======== Input ========

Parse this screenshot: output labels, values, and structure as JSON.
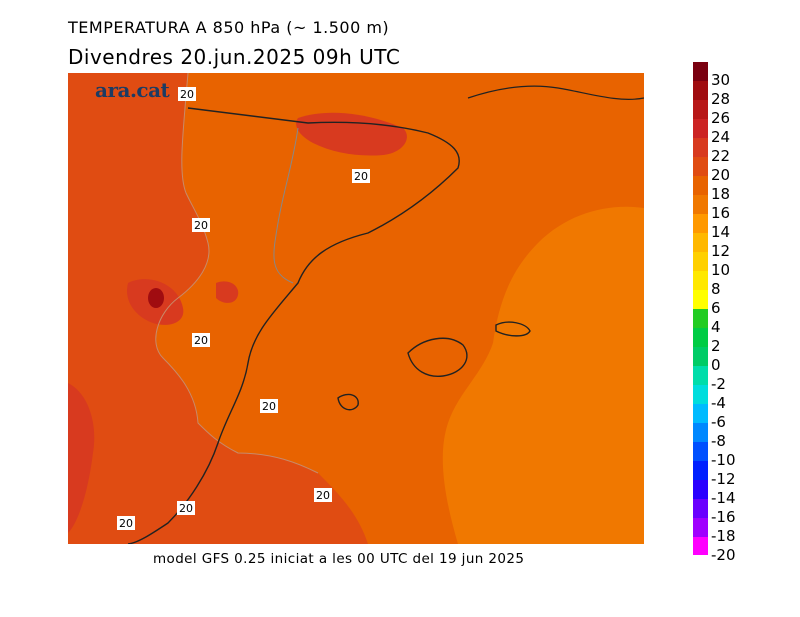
{
  "header": {
    "title": "TEMPERATURA A 850 hPa (~ 1.500 m)",
    "subtitle": "Divendres  20.jun.2025 09h UTC"
  },
  "branding": {
    "logo_text": "ara.cat"
  },
  "footer": {
    "model_text": "model GFS 0.25 iniciat a les 00 UTC del 19 jun 2025"
  },
  "map": {
    "contour_labels": [
      "20",
      "20",
      "20",
      "20",
      "20",
      "20",
      "20",
      "20"
    ]
  },
  "legend": {
    "colors": [
      "#ff00ff",
      "#a000ff",
      "#6a00ff",
      "#2a00ff",
      "#0020ff",
      "#0050ff",
      "#0088ff",
      "#00bbff",
      "#00dddd",
      "#00ddaa",
      "#00cc66",
      "#00cc44",
      "#22cc22",
      "#ffff00",
      "#ffe800",
      "#ffd000",
      "#ffb800",
      "#ff9900",
      "#f07800",
      "#e86300",
      "#e04c12",
      "#d83a1f",
      "#cc2424",
      "#b81818",
      "#a00c10",
      "#7a0010"
    ],
    "labels": [
      "30",
      "28",
      "26",
      "24",
      "22",
      "20",
      "18",
      "16",
      "14",
      "12",
      "10",
      "8",
      "6",
      "4",
      "2",
      "0",
      "-2",
      "-4",
      "-6",
      "-8",
      "-10",
      "-12",
      "-14",
      "-16",
      "-18",
      "-20"
    ]
  }
}
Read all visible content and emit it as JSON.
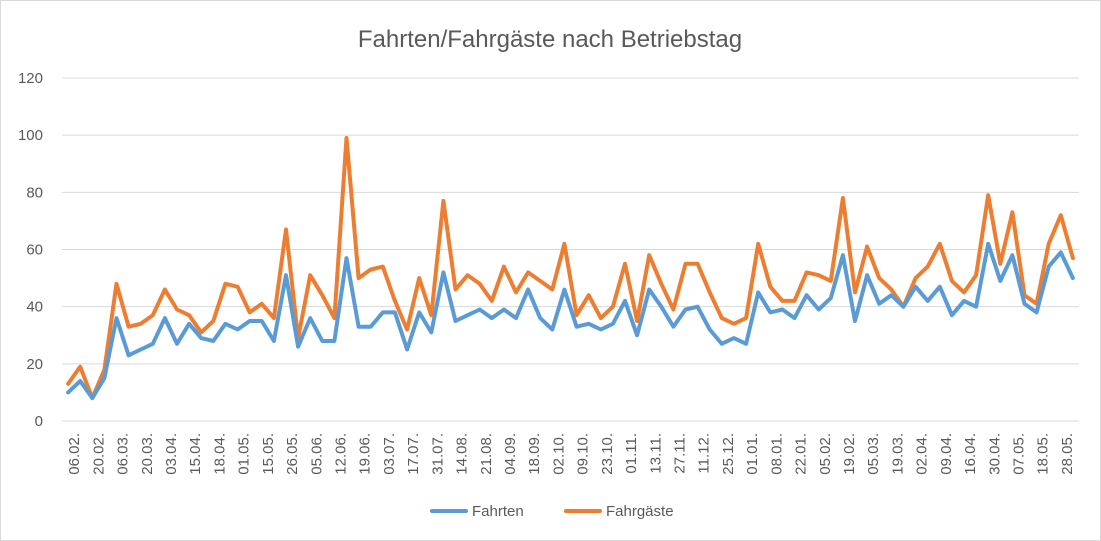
{
  "chart_data": {
    "type": "line",
    "title": "Fahrten/Fahrgäste nach Betriebstag",
    "xlabel": "",
    "ylabel": "",
    "ylim": [
      0,
      120
    ],
    "yticks": [
      0,
      20,
      40,
      60,
      80,
      100,
      120
    ],
    "grid": true,
    "legend_position": "bottom",
    "x_tick_labels": [
      "06.02.",
      "20.02.",
      "06.03.",
      "20.03.",
      "03.04.",
      "15.04.",
      "18.04.",
      "01.05.",
      "15.05.",
      "26.05.",
      "05.06.",
      "12.06.",
      "19.06.",
      "03.07.",
      "17.07.",
      "31.07.",
      "14.08.",
      "21.08.",
      "04.09.",
      "18.09.",
      "02.10.",
      "09.10.",
      "23.10.",
      "01.11.",
      "13.11.",
      "27.11.",
      "11.12.",
      "25.12.",
      "01.01.",
      "08.01.",
      "22.01.",
      "05.02.",
      "19.02.",
      "05.03.",
      "19.03.",
      "02.04.",
      "09.04.",
      "16.04.",
      "30.04.",
      "07.05.",
      "18.05.",
      "28.05."
    ],
    "series": [
      {
        "name": "Fahrten",
        "color": "#5b9bd5",
        "values": [
          10,
          14,
          8,
          15,
          36,
          23,
          25,
          27,
          36,
          27,
          34,
          29,
          28,
          34,
          32,
          35,
          35,
          28,
          51,
          26,
          36,
          28,
          28,
          57,
          33,
          33,
          38,
          38,
          25,
          38,
          31,
          52,
          35,
          37,
          39,
          36,
          39,
          36,
          46,
          36,
          32,
          46,
          33,
          34,
          32,
          34,
          42,
          30,
          46,
          40,
          33,
          39,
          40,
          32,
          27,
          29,
          27,
          45,
          38,
          39,
          36,
          44,
          39,
          43,
          58,
          35,
          51,
          41,
          44,
          40,
          47,
          42,
          47,
          37,
          42,
          40,
          62,
          49,
          58,
          41,
          38,
          54,
          59,
          50
        ]
      },
      {
        "name": "Fahrgäste",
        "color": "#ed7d31",
        "values": [
          13,
          19,
          8,
          18,
          48,
          33,
          34,
          37,
          46,
          39,
          37,
          31,
          35,
          48,
          47,
          38,
          41,
          36,
          67,
          29,
          51,
          44,
          36,
          99,
          50,
          53,
          54,
          42,
          32,
          50,
          37,
          77,
          46,
          51,
          48,
          42,
          54,
          45,
          52,
          49,
          46,
          62,
          37,
          44,
          36,
          40,
          55,
          35,
          58,
          48,
          39,
          55,
          55,
          45,
          36,
          34,
          36,
          62,
          47,
          42,
          42,
          52,
          51,
          49,
          78,
          45,
          61,
          50,
          46,
          40,
          50,
          54,
          62,
          49,
          45,
          51,
          79,
          55,
          73,
          44,
          41,
          62,
          72,
          57
        ]
      }
    ]
  }
}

========

Goal
Gather all lines where the word "Fahrten" appears.

Written solution
    "title": "Fahrten/Fahrgäste nach Betriebstag",
        "name": "Fahrten",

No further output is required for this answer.